[begin Data to use]

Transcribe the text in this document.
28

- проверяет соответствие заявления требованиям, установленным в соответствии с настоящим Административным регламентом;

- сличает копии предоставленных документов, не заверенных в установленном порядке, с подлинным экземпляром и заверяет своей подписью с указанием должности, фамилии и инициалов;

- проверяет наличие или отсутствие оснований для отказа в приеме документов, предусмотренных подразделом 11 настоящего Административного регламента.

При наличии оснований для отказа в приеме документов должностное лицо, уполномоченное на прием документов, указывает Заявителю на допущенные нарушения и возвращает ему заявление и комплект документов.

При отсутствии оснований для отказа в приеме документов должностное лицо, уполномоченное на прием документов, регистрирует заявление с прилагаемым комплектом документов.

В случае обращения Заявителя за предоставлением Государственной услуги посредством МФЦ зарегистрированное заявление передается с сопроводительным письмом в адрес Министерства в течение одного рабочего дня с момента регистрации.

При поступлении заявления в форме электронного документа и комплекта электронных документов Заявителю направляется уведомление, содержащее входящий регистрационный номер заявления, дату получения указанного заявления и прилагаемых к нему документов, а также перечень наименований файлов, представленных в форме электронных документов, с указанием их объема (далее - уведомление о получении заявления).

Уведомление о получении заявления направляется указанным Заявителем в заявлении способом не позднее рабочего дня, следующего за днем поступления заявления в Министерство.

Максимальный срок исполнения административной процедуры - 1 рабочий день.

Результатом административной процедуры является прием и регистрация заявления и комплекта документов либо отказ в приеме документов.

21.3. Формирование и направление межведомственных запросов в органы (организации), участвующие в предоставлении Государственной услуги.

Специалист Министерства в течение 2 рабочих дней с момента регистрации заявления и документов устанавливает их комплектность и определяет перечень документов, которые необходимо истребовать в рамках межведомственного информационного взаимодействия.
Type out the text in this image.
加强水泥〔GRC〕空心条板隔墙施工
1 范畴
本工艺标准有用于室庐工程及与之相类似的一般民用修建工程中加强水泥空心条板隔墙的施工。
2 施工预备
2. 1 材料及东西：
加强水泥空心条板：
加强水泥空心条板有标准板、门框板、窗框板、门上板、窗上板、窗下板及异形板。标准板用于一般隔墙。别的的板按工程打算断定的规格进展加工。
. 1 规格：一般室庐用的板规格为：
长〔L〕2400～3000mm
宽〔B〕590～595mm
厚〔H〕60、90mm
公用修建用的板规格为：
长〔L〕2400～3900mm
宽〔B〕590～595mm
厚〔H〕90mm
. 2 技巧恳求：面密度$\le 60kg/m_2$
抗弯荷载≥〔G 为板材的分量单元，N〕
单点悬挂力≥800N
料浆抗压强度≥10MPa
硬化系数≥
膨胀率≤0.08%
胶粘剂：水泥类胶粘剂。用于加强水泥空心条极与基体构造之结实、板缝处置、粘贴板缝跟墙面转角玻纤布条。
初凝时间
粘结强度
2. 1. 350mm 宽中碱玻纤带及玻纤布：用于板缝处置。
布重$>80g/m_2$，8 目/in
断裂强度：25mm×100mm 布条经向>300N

[end Data to use]

## What the exercise asks
Write the complete data out, exactly as above.

## Full solution
Transcribe the text in this document.
28

- проверяет соответствие заявления требованиям, установленным в соответствии с настоящим Административным регламентом;

- сличает копии предоставленных документов, не заверенных в установленном порядке, с подлинным экземпляром и заверяет своей подписью с указанием должности, фамилии и инициалов;

- проверяет наличие или отсутствие оснований для отказа в приеме документов, предусмотренных подразделом 11 настоящего Административного регламента.

При наличии оснований для отказа в приеме документов должностное лицо, уполномоченное на прием документов, указывает Заявителю на допущенные нарушения и возвращает ему заявление и комплект документов.

При отсутствии оснований для отказа в приеме документов должностное лицо, уполномоченное на прием документов, регистрирует заявление с прилагаемым комплектом документов.

В случае обращения Заявителя за предоставлением Государственной услуги посредством МФЦ зарегистрированное заявление передается с сопроводительным письмом в адрес Министерства в течение одного рабочего дня с момента регистрации.

При поступлении заявления в форме электронного документа и комплекта электронных документов Заявителю направляется уведомление, содержащее входящий регистрационный номер заявления, дату получения указанного заявления и прилагаемых к нему документов, а также перечень наименований файлов, представленных в форме электронных документов, с указанием их объема (далее - уведомление о получении заявления).

Уведомление о получении заявления направляется указанным Заявителем в заявлении способом не позднее рабочего дня, следующего за днем поступления заявления в Министерство.

Максимальный срок исполнения административной процедуры - 1 рабочий день.

Результатом административной процедуры является прием и регистрация заявления и комплекта документов либо отказ в приеме документов.

21.3. Формирование и направление межведомственных запросов в органы (организации), участвующие в предоставлении Государственной услуги.

Специалист Министерства в течение 2 рабочих дней с момента регистрации заявления и документов устанавливает их комплектность и определяет перечень документов, которые необходимо истребовать в рамках межведомственного информационного взаимодействия.
Type out the text in this image.
加强水泥〔GRC〕空心条板隔墙施工
1 范畴
本工艺标准有用于室庐工程及与之相类似的一般民用修建工程中加强水泥空心条板隔墙的施工。
2 施工预备
2. 1 材料及东西：
加强水泥空心条板：
加强水泥空心条板有标准板、门框板、窗框板、门上板、窗上板、窗下板及异形板。标准板用于一般隔墙。别的的板按工程打算断定的规格进展加工。
. 1 规格：一般室庐用的板规格为：
长〔L〕2400～3000mm
宽〔B〕590～595mm
厚〔H〕60、90mm
公用修建用的板规格为：
长〔L〕2400～3900mm
宽〔B〕590～595mm
厚〔H〕90mm
. 2 技巧恳求：面密度$\le 60kg/m_2$
抗弯荷载≥〔G 为板材的分量单元，N〕
单点悬挂力≥800N
料浆抗压强度≥10MPa
硬化系数≥
膨胀率≤0.08%
胶粘剂：水泥类胶粘剂。用于加强水泥空心条极与基体构造之结实、板缝处置、粘贴板缝跟墙面转角玻纤布条。
初凝时间
粘结强度
2. 1. 350mm 宽中碱玻纤带及玻纤布：用于板缝处置。
布重$>80g/m_2$，8 目/in
断裂强度：25mm×100mm 布条经向>300N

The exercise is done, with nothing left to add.